* **RECORDS SHOWN**
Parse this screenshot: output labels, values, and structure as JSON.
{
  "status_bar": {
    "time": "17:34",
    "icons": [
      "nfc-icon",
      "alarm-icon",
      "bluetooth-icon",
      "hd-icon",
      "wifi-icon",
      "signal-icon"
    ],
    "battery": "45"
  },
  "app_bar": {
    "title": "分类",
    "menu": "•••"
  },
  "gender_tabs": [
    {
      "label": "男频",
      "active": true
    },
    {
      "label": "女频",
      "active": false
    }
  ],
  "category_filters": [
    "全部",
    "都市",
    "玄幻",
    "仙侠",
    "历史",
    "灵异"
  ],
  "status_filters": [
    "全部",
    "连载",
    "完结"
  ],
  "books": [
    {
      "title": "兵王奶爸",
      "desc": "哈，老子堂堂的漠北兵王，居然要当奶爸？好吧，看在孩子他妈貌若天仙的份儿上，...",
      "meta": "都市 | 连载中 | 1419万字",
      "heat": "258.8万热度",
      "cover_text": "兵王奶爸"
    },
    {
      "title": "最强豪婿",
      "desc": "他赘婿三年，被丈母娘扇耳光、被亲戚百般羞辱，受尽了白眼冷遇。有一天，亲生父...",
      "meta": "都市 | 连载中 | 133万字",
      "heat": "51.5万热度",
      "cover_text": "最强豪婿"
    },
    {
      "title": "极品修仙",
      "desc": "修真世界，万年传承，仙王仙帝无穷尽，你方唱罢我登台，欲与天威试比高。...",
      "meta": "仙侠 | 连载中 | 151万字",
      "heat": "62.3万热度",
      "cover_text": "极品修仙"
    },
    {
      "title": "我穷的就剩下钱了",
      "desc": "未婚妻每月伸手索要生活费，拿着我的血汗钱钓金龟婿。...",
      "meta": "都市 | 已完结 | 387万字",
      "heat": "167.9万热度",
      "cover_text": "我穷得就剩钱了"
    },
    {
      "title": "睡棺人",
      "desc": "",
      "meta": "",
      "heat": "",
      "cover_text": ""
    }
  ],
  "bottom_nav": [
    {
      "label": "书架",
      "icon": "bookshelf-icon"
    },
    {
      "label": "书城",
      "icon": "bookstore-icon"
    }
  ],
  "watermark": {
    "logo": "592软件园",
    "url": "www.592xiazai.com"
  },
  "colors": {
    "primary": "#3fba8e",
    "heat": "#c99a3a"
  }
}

* **EXERCISE DESCRIPTION**
Please set down the whole listing above without altering a single line.

* **FINAL RESULT**
Parse this screenshot: output labels, values, and structure as JSON.
{
  "status_bar": {
    "time": "17:34",
    "icons": [
      "nfc-icon",
      "alarm-icon",
      "bluetooth-icon",
      "hd-icon",
      "wifi-icon",
      "signal-icon"
    ],
    "battery": "45"
  },
  "app_bar": {
    "title": "分类",
    "menu": "•••"
  },
  "gender_tabs": [
    {
      "label": "男频",
      "active": true
    },
    {
      "label": "女频",
      "active": false
    }
  ],
  "category_filters": [
    "全部",
    "都市",
    "玄幻",
    "仙侠",
    "历史",
    "灵异"
  ],
  "status_filters": [
    "全部",
    "连载",
    "完结"
  ],
  "books": [
    {
      "title": "兵王奶爸",
      "desc": "哈，老子堂堂的漠北兵王，居然要当奶爸？好吧，看在孩子他妈貌若天仙的份儿上，...",
      "meta": "都市 | 连载中 | 1419万字",
      "heat": "258.8万热度",
      "cover_text": "兵王奶爸"
    },
    {
      "title": "最强豪婿",
      "desc": "他赘婿三年，被丈母娘扇耳光、被亲戚百般羞辱，受尽了白眼冷遇。有一天，亲生父...",
      "meta": "都市 | 连载中 | 133万字",
      "heat": "51.5万热度",
      "cover_text": "最强豪婿"
    },
    {
      "title": "极品修仙",
      "desc": "修真世界，万年传承，仙王仙帝无穷尽，你方唱罢我登台，欲与天威试比高。...",
      "meta": "仙侠 | 连载中 | 151万字",
      "heat": "62.3万热度",
      "cover_text": "极品修仙"
    },
    {
      "title": "我穷的就剩下钱了",
      "desc": "未婚妻每月伸手索要生活费，拿着我的血汗钱钓金龟婿。...",
      "meta": "都市 | 已完结 | 387万字",
      "heat": "167.9万热度",
      "cover_text": "我穷得就剩钱了"
    },
    {
      "title": "睡棺人",
      "desc": "",
      "meta": "",
      "heat": "",
      "cover_text": ""
    }
  ],
  "bottom_nav": [
    {
      "label": "书架",
      "icon": "bookshelf-icon"
    },
    {
      "label": "书城",
      "icon": "bookstore-icon"
    }
  ],
  "watermark": {
    "logo": "592软件园",
    "url": "www.592xiazai.com"
  },
  "colors": {
    "primary": "#3fba8e",
    "heat": "#c99a3a"
  }
}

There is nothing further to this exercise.